• **EXERCISE AIM**: Find the line with "Serialize everything readable" in the data below. Repeat it and every line after it up to the end, exactly, but drop the pictures.

* Start ROWS *

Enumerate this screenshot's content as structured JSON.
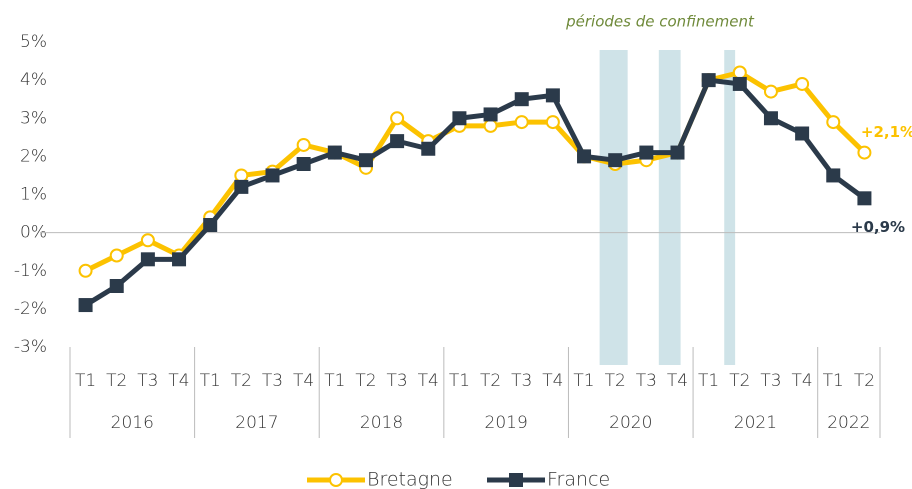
{
  "chart_data": {
    "type": "line",
    "categories": [
      "T1",
      "T2",
      "T3",
      "T4",
      "T1",
      "T2",
      "T3",
      "T4",
      "T1",
      "T2",
      "T3",
      "T4",
      "T1",
      "T2",
      "T3",
      "T4",
      "T1",
      "T2",
      "T3",
      "T4",
      "T1",
      "T2",
      "T3",
      "T4",
      "T1",
      "T2"
    ],
    "groups": [
      {
        "label": "2016",
        "count": 4
      },
      {
        "label": "2017",
        "count": 4
      },
      {
        "label": "2018",
        "count": 4
      },
      {
        "label": "2019",
        "count": 4
      },
      {
        "label": "2020",
        "count": 4
      },
      {
        "label": "2021",
        "count": 4
      },
      {
        "label": "2022",
        "count": 2
      }
    ],
    "series": [
      {
        "name": "Bretagne",
        "color": "#fcc200",
        "marker": "circle",
        "values": [
          -1.0,
          -0.6,
          -0.2,
          -0.6,
          0.4,
          1.5,
          1.6,
          2.3,
          2.1,
          1.7,
          3.0,
          2.4,
          2.8,
          2.8,
          2.9,
          2.9,
          2.0,
          1.8,
          1.9,
          2.1,
          4.0,
          4.2,
          3.7,
          3.9,
          2.9,
          2.1
        ]
      },
      {
        "name": "France",
        "color": "#2b3a4a",
        "marker": "square",
        "values": [
          -1.9,
          -1.4,
          -0.7,
          -0.7,
          0.2,
          1.2,
          1.5,
          1.8,
          2.1,
          1.9,
          2.4,
          2.2,
          3.0,
          3.1,
          3.5,
          3.6,
          2.0,
          1.9,
          2.1,
          2.1,
          4.0,
          3.9,
          3.0,
          2.6,
          1.5,
          0.9
        ]
      }
    ],
    "ylim": [
      -3,
      5
    ],
    "yticks": [
      {
        "value": -3,
        "label": "-3%"
      },
      {
        "value": -2,
        "label": "-2%"
      },
      {
        "value": -1,
        "label": "-1%"
      },
      {
        "value": 0,
        "label": "0%"
      },
      {
        "value": 1,
        "label": "1%"
      },
      {
        "value": 2,
        "label": "2%"
      },
      {
        "value": 3,
        "label": "3%"
      },
      {
        "value": 4,
        "label": "4%"
      },
      {
        "value": 5,
        "label": "5%"
      }
    ],
    "shaded_regions": [
      {
        "from": 17.0,
        "to": 17.9
      },
      {
        "from": 18.9,
        "to": 19.6
      },
      {
        "from": 21.0,
        "to": 21.35
      }
    ],
    "shaded_color": "#cfe3e8",
    "shaded_label": "périodes de confinement",
    "annotations": [
      {
        "text": "+2,1%",
        "series": 0
      },
      {
        "text": "+0,9%",
        "series": 1
      }
    ]
  }
}
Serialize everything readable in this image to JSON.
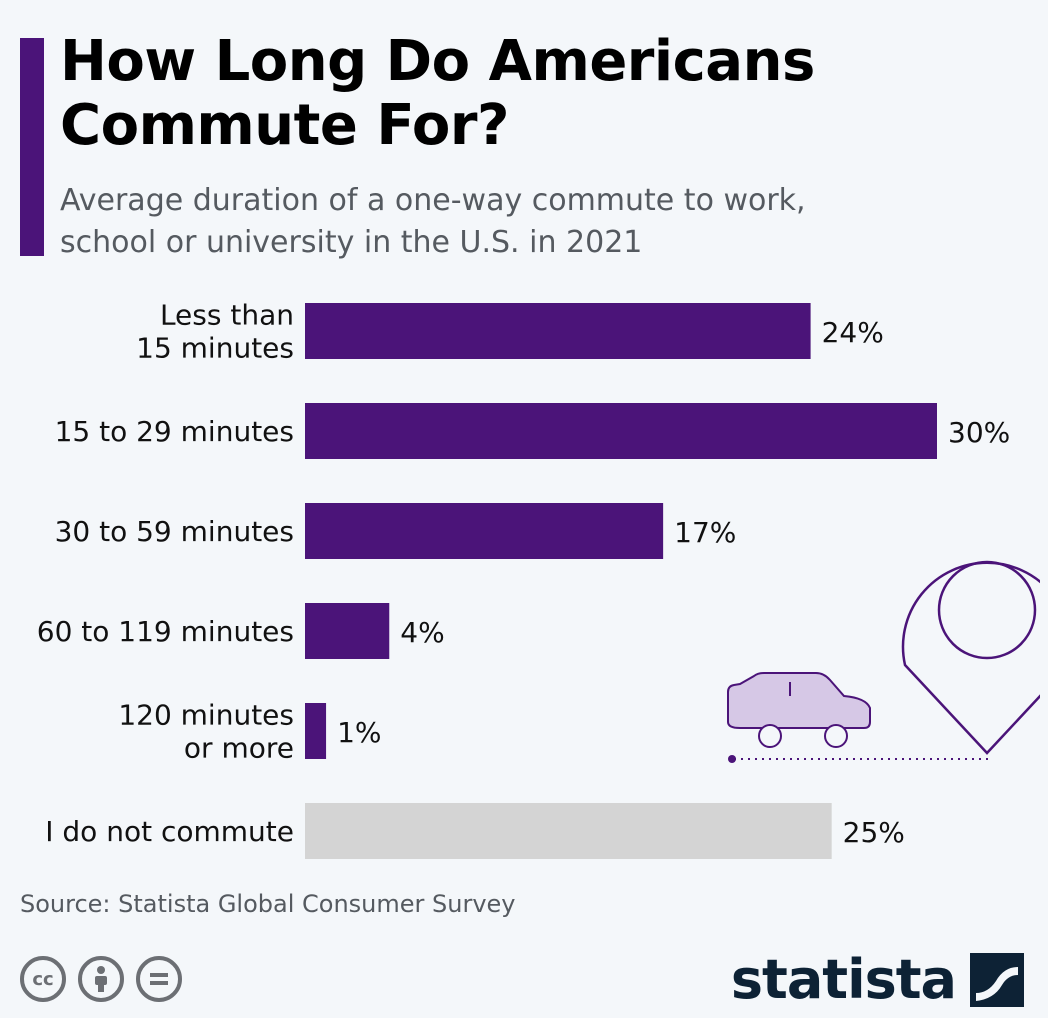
{
  "header": {
    "title_line1": "How Long Do Americans",
    "title_line2": "Commute For?",
    "subtitle_line1": "Average duration of a one-way commute to work,",
    "subtitle_line2": "school or university in the U.S. in 2021"
  },
  "colors": {
    "accent": "#4b1479",
    "bar": "#4b1479",
    "bar_muted": "#d4d4d4",
    "car_fill": "#d6c8e6"
  },
  "chart_data": {
    "type": "bar",
    "orientation": "horizontal",
    "categories": [
      [
        "Less than",
        "15 minutes"
      ],
      [
        "15 to 29 minutes"
      ],
      [
        "30 to 59 minutes"
      ],
      [
        "60 to 119 minutes"
      ],
      [
        "120 minutes",
        "or more"
      ],
      [
        "I do not commute"
      ]
    ],
    "values": [
      24,
      30,
      17,
      4,
      1,
      25
    ],
    "value_labels": [
      "24%",
      "30%",
      "17%",
      "4%",
      "1%",
      "25%"
    ],
    "highlight": [
      true,
      true,
      true,
      true,
      true,
      false
    ],
    "unit": "%",
    "xlim": [
      0,
      30
    ],
    "grid": false,
    "legend": "none"
  },
  "footer": {
    "source": "Source: Statista Global Consumer Survey",
    "brand": "statista",
    "license_icons": [
      "cc-icon",
      "by-icon",
      "nd-icon"
    ]
  }
}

* End ROWS *

• **COMPLETED EXERCISE**:
Serialize everything readable in this image to JSON.
{
  "header": {
    "title_line1": "How Long Do Americans",
    "title_line2": "Commute For?",
    "subtitle_line1": "Average duration of a one-way commute to work,",
    "subtitle_line2": "school or university in the U.S. in 2021"
  },
  "colors": {
    "accent": "#4b1479",
    "bar": "#4b1479",
    "bar_muted": "#d4d4d4",
    "car_fill": "#d6c8e6"
  },
  "chart_data": {
    "type": "bar",
    "orientation": "horizontal",
    "categories": [
      [
        "Less than",
        "15 minutes"
      ],
      [
        "15 to 29 minutes"
      ],
      [
        "30 to 59 minutes"
      ],
      [
        "60 to 119 minutes"
      ],
      [
        "120 minutes",
        "or more"
      ],
      [
        "I do not commute"
      ]
    ],
    "values": [
      24,
      30,
      17,
      4,
      1,
      25
    ],
    "value_labels": [
      "24%",
      "30%",
      "17%",
      "4%",
      "1%",
      "25%"
    ],
    "highlight": [
      true,
      true,
      true,
      true,
      true,
      false
    ],
    "unit": "%",
    "xlim": [
      0,
      30
    ],
    "grid": false,
    "legend": "none"
  },
  "footer": {
    "source": "Source: Statista Global Consumer Survey",
    "brand": "statista",
    "license_icons": [
      "cc-icon",
      "by-icon",
      "nd-icon"
    ]
  }
}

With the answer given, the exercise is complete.